Stated goal> Work through the data line by line, gathering every line that has the word "typical".

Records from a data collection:
----
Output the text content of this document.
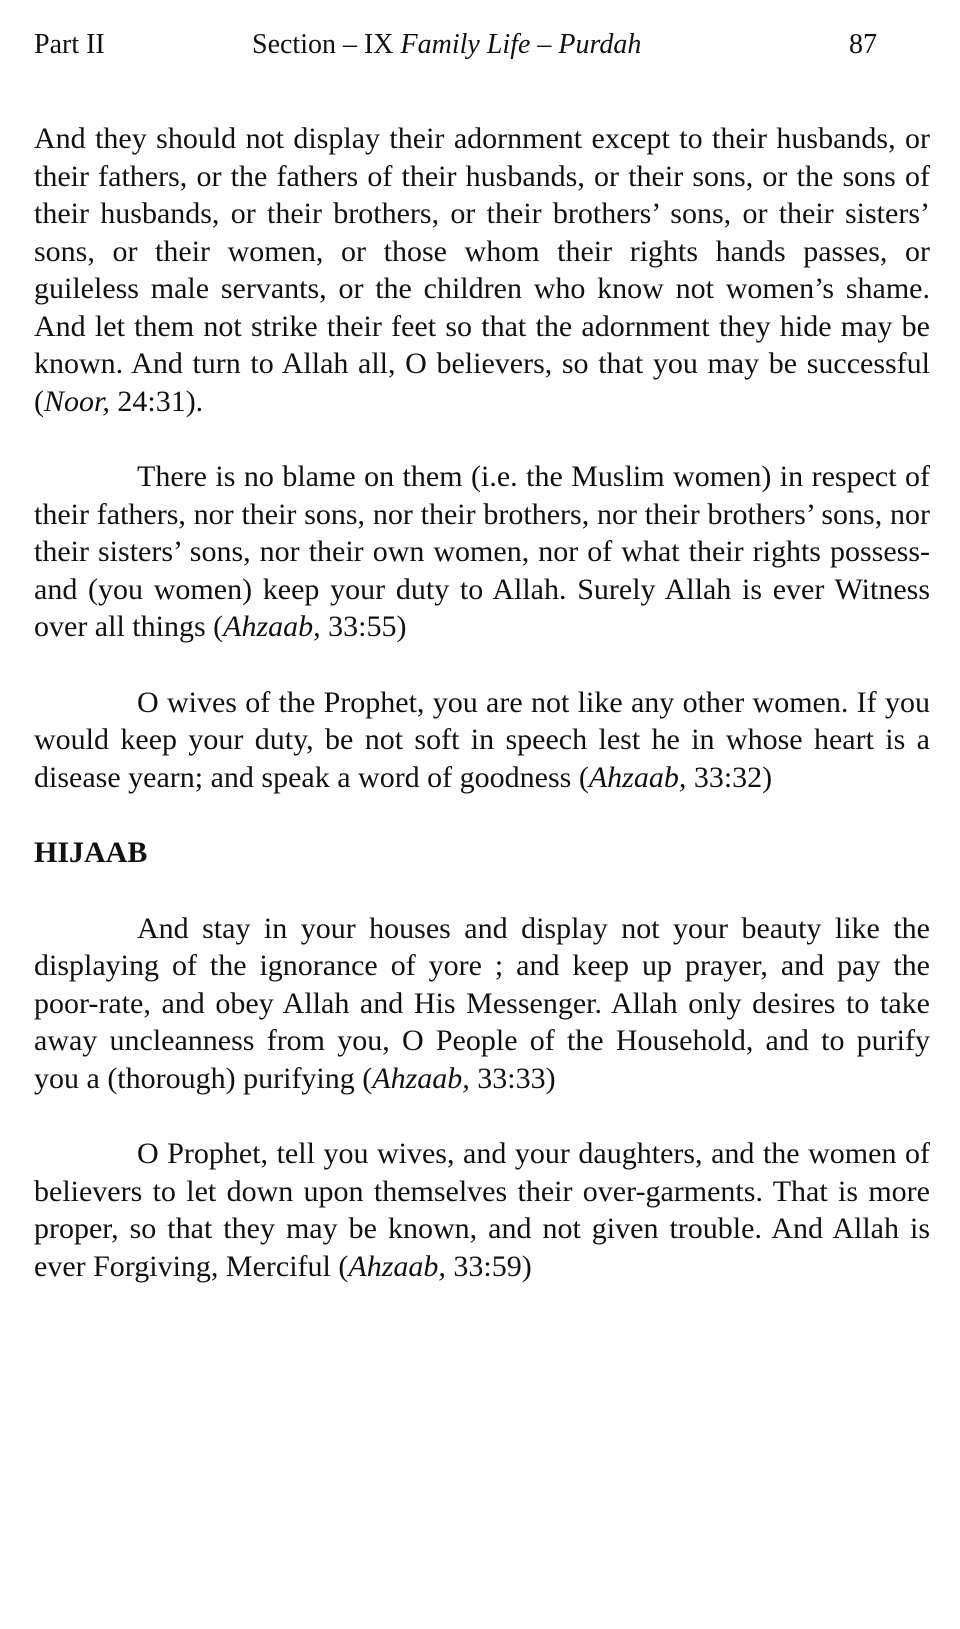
Part II	Section – IX Family Life – Purdah	87

And they should not display their adornment except to their husbands, or their fathers, or the fathers of their husbands, or their sons, or the sons of their husbands, or their brothers, or their brothers’ sons, or their sisters’ sons, or their women, or those whom their rights hands passes, or guileless male servants, or the children who know not women’s shame. And let them not strike their feet so that the adornment they hide may be known. And turn to Allah all, O believers, so that you may be successful (Noor, 24:31).

There is no blame on them (i.e. the Muslim women) in respect of their fathers, nor their sons, nor their brothers, nor their brothers’ sons, nor their sisters’ sons, nor their own women, nor of what their rights possess-and (you women) keep your duty to Allah. Surely Allah is ever Witness over all things (Ahzaab, 33:55)

O wives of the Prophet, you are not like any other women. If you would keep your duty, be not soft in speech lest he in whose heart is a disease yearn; and speak a word of goodness (Ahzaab, 33:32)

HIJAAB

And stay in your houses and display not your beauty like the displaying of the ignorance of yore ; and keep up prayer, and pay the poor-rate, and obey Allah and His Messenger. Allah only desires to take away uncleanness from you, O People of the Household, and to purify you a (thorough) purifying (Ahzaab, 33:33)

O Prophet, tell you wives, and your daughters, and the women of believers to let down upon themselves their over-garments. That is more proper, so that they may be known, and not given trouble. And Allah is ever Forgiving, Merciful (Ahzaab, 33:59)
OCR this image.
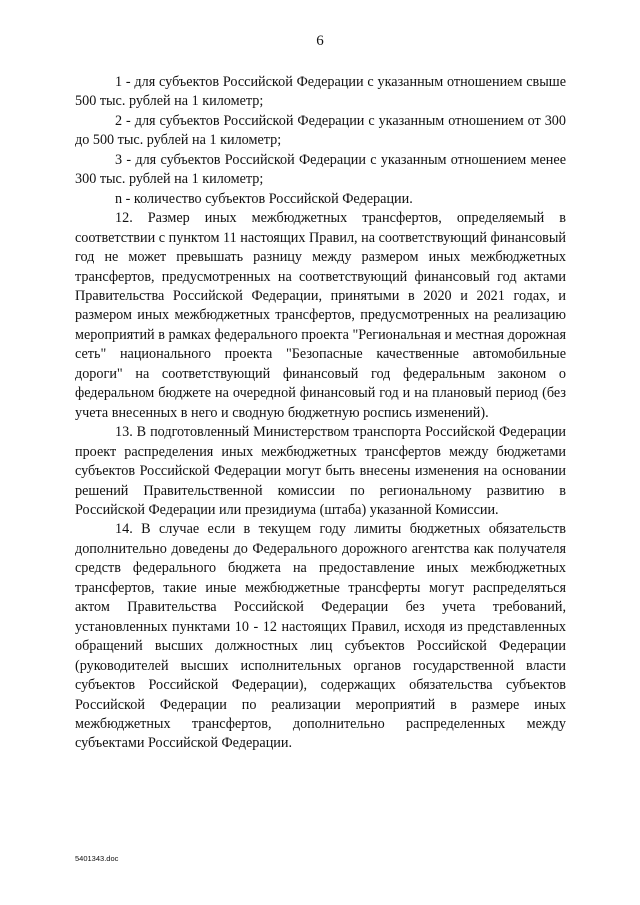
6

1 - для субъектов Российской Федерации с указанным отношением свыше 500 тыс. рублей на 1 километр;

2 - для субъектов Российской Федерации с указанным отношением от 300 до 500 тыс. рублей на 1 километр;

3 - для субъектов Российской Федерации с указанным отношением менее 300 тыс. рублей на 1 километр;

n - количество субъектов Российской Федерации.

12. Размер иных межбюджетных трансфертов, определяемый в соответствии с пунктом 11 настоящих Правил, на соответствующий финансовый год не может превышать разницу между размером иных межбюджетных трансфертов, предусмотренных на соответствующий финансовый год актами Правительства Российской Федерации, принятыми в 2020 и 2021 годах, и размером иных межбюджетных трансфертов, предусмотренных на реализацию мероприятий в рамках федерального проекта "Региональная и местная дорожная сеть" национального проекта "Безопасные качественные автомобильные дороги" на соответствующий финансовый год федеральным законом о федеральном бюджете на очередной финансовый год и на плановый период (без учета внесенных в него и сводную бюджетную роспись изменений).

13. В подготовленный Министерством транспорта Российской Федерации проект распределения иных межбюджетных трансфертов между бюджетами субъектов Российской Федерации могут быть внесены изменения на основании решений Правительственной комиссии по региональному развитию в Российской Федерации или президиума (штаба) указанной Комиссии.

14. В случае если в текущем году лимиты бюджетных обязательств дополнительно доведены до Федерального дорожного агентства как получателя средств федерального бюджета на предоставление иных межбюджетных трансфертов, такие иные межбюджетные трансферты могут распределяться актом Правительства Российской Федерации без учета требований, установленных пунктами 10 - 12 настоящих Правил, исходя из представленных обращений высших должностных лиц субъектов Российской Федерации (руководителей высших исполнительных органов государственной власти субъектов Российской Федерации), содержащих обязательства субъектов Российской Федерации по реализации мероприятий в размере иных межбюджетных трансфертов, дополнительно распределенных между субъектами Российской Федерации.

5401343.doc
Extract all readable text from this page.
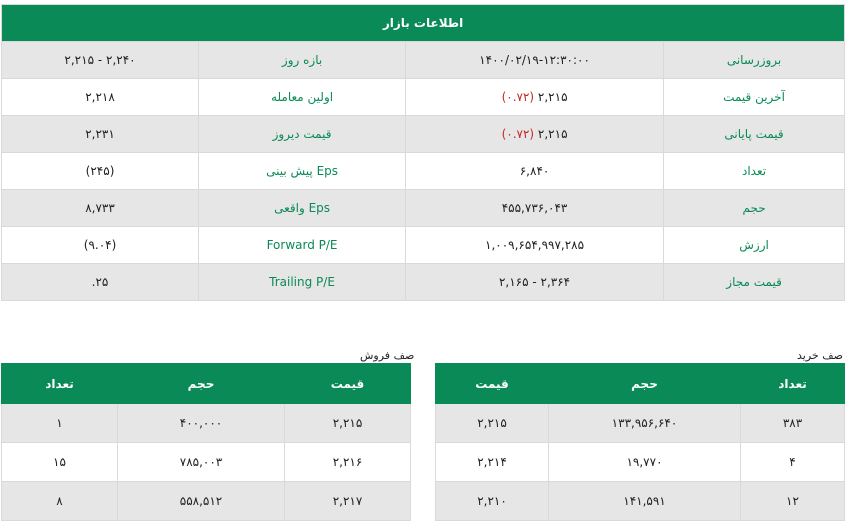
اطلاعات بازار			
بروزرسانی	۱۴۰۰/۰۲/۱۹-۱۲:۳۰:۰۰	بازه روز	۲,۲۴۰ - ۲,۲۱۵
آخرین قیمت	۲,۲۱۵ (۰.۷۲)	اولین معامله	۲,۲۱۸
قیمت پایانی	۲,۲۱۵ (۰.۷۲)	قیمت دیروز	۲,۲۳۱
تعداد	۶,۸۴۰	Eps پیش بینی	(۲۴۵)
حجم	۴۵۵,۷۳۶,۰۴۳	Eps واقعی	۸,۷۳۳
ارزش	۱,۰۰۹,۶۵۴,۹۹۷,۲۸۵	Forward P/E	(۹.۰۴)
قیمت مجاز	۲,۳۶۴ - ۲,۱۶۵	Trailing P/E	۲۵.
صف فروش
تعداد	حجم	قیمت
۱	۴۰۰,۰۰۰	۲,۲۱۵
۱۵	۷۸۵,۰۰۳	۲,۲۱۶
۸	۵۵۸,۵۱۲	۲,۲۱۷
صف خرید
قیمت	حجم	تعداد
۲,۲۱۵	۱۳۳,۹۵۶,۶۴۰	۳۸۳
۲,۲۱۴	۱۹,۷۷۰	۴
۲,۲۱۰	۱۴۱,۵۹۱	۱۲
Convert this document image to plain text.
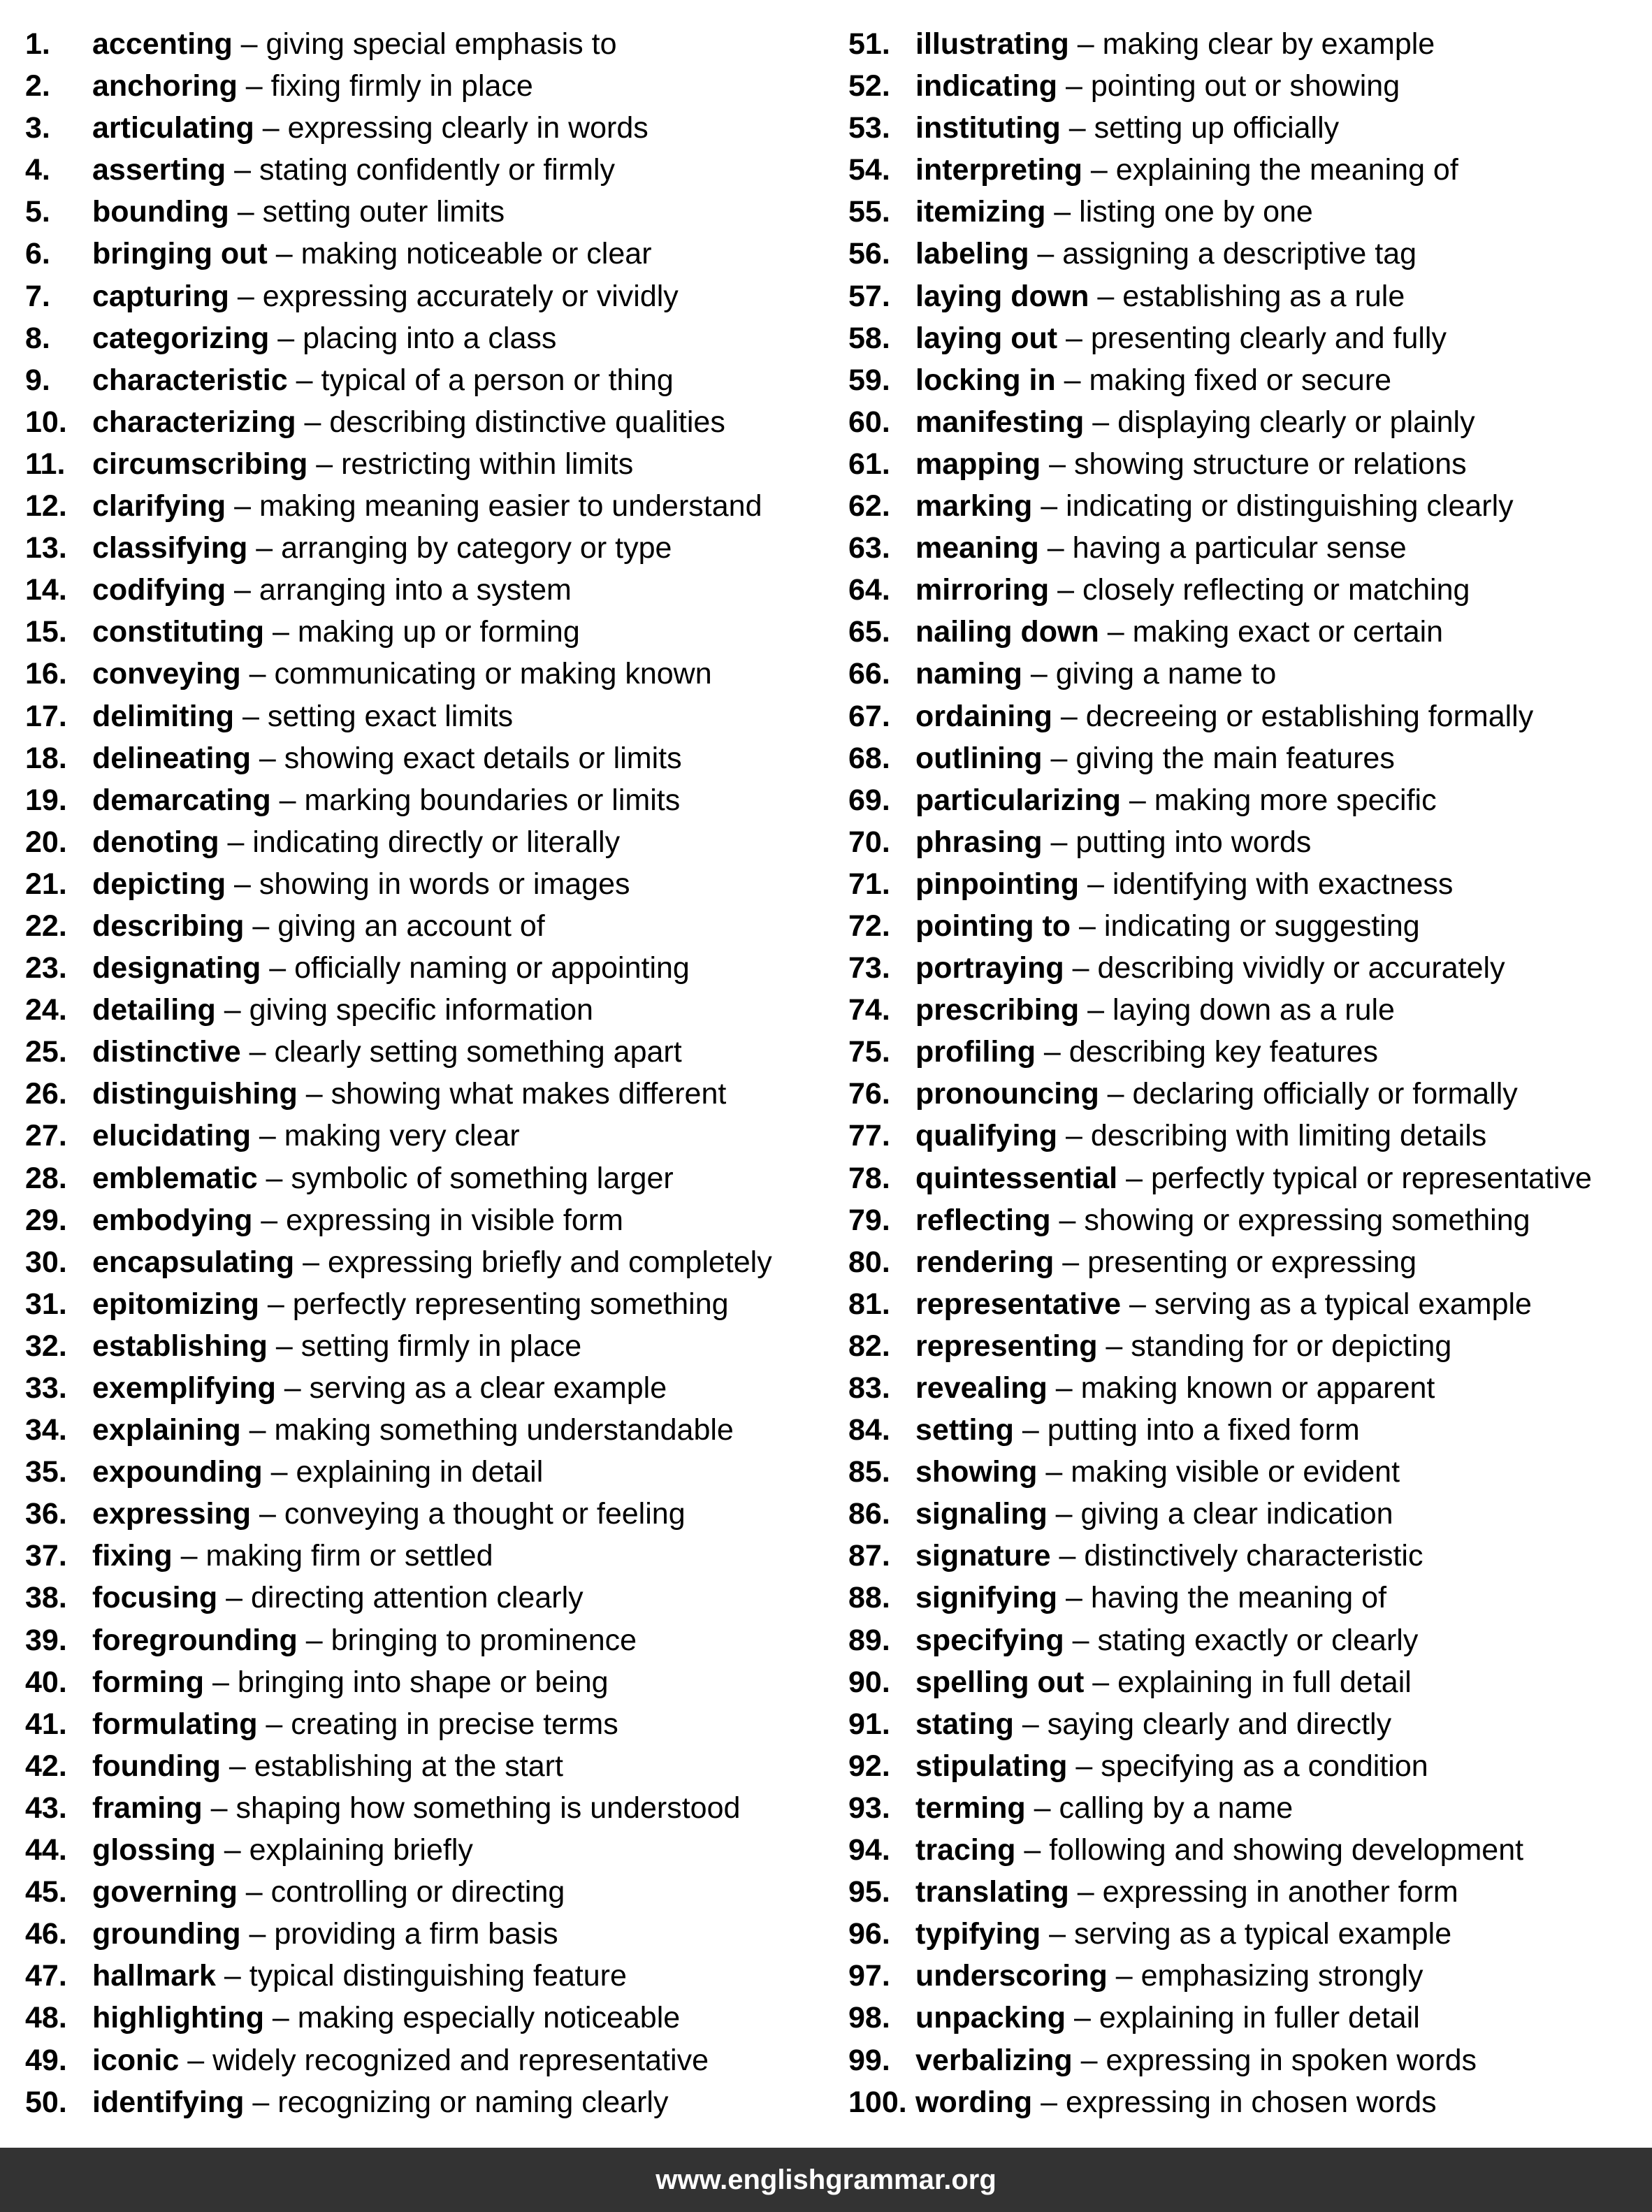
1.	accenting – giving special emphasis to
2.	anchoring – fixing firmly in place
3.	articulating – expressing clearly in words
4.	asserting – stating confidently or firmly
5.	bounding – setting outer limits
6.	bringing out – making noticeable or clear
7.	capturing – expressing accurately or vividly
8.	categorizing – placing into a class
9.	characteristic – typical of a person or thing
10. characterizing – describing distinctive qualities
11. circumscribing – restricting within limits
12. clarifying – making meaning easier to understand
13. classifying – arranging by category or type
14. codifying – arranging into a system
15. constituting – making up or forming
16. conveying – communicating or making known
17. delimiting – setting exact limits
18. delineating – showing exact details or limits
19. demarcating – marking boundaries or limits
20. denoting – indicating directly or literally
21. depicting – showing in words or images
22. describing – giving an account of
23. designating – officially naming or appointing
24. detailing – giving specific information
25. distinctive – clearly setting something apart
26. distinguishing – showing what makes different
27. elucidating – making very clear
28. emblematic – symbolic of something larger
29. embodying – expressing in visible form
30. encapsulating – expressing briefly and completely
31. epitomizing – perfectly representing something
32. establishing – setting firmly in place
33. exemplifying – serving as a clear example
34. explaining – making something understandable
35. expounding – explaining in detail
36. expressing – conveying a thought or feeling
37. fixing – making firm or settled
38. focusing – directing attention clearly
39. foregrounding – bringing to prominence
40. forming – bringing into shape or being
41. formulating – creating in precise terms
42. founding – establishing at the start
43. framing – shaping how something is understood
44. glossing – explaining briefly
45. governing – controlling or directing
46. grounding – providing a firm basis
47. hallmark – typical distinguishing feature
48. highlighting – making especially noticeable
49. iconic – widely recognized and representative
50. identifying – recognizing or naming clearly
51. illustrating – making clear by example
52. indicating – pointing out or showing
53. instituting – setting up officially
54. interpreting – explaining the meaning of
55. itemizing – listing one by one
56. labeling – assigning a descriptive tag
57. laying down – establishing as a rule
58. laying out – presenting clearly and fully
59. locking in – making fixed or secure
60. manifesting – displaying clearly or plainly
61. mapping – showing structure or relations
62. marking – indicating or distinguishing clearly
63. meaning – having a particular sense
64. mirroring – closely reflecting or matching
65. nailing down – making exact or certain
66. naming – giving a name to
67. ordaining – decreeing or establishing formally
68. outlining – giving the main features
69. particularizing – making more specific
70. phrasing – putting into words
71. pinpointing – identifying with exactness
72. pointing to – indicating or suggesting
73. portraying – describing vividly or accurately
74. prescribing – laying down as a rule
75. profiling – describing key features
76. pronouncing – declaring officially or formally
77. qualifying – describing with limiting details
78. quintessential – perfectly typical or representative
79. reflecting – showing or expressing something
80. rendering – presenting or expressing
81. representative – serving as a typical example
82. representing – standing for or depicting
83. revealing – making known or apparent
84. setting – putting into a fixed form
85. showing – making visible or evident
86. signaling – giving a clear indication
87. signature – distinctively characteristic
88. signifying – having the meaning of
89. specifying – stating exactly or clearly
90. spelling out – explaining in full detail
91. stating – saying clearly and directly
92. stipulating – specifying as a condition
93. terming – calling by a name
94. tracing – following and showing development
95. translating – expressing in another form
96. typifying – serving as a typical example
97. underscoring – emphasizing strongly
98. unpacking – explaining in fuller detail
99. verbalizing – expressing in spoken words
100. wording – expressing in chosen words
www.englishgrammar.org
----
Solution below>
9.	characteristic – typical of a person or thing
47. hallmark – typical distinguishing feature
78. quintessential – perfectly typical or representative
81. representative – serving as a typical example
96. typifying – serving as a typical example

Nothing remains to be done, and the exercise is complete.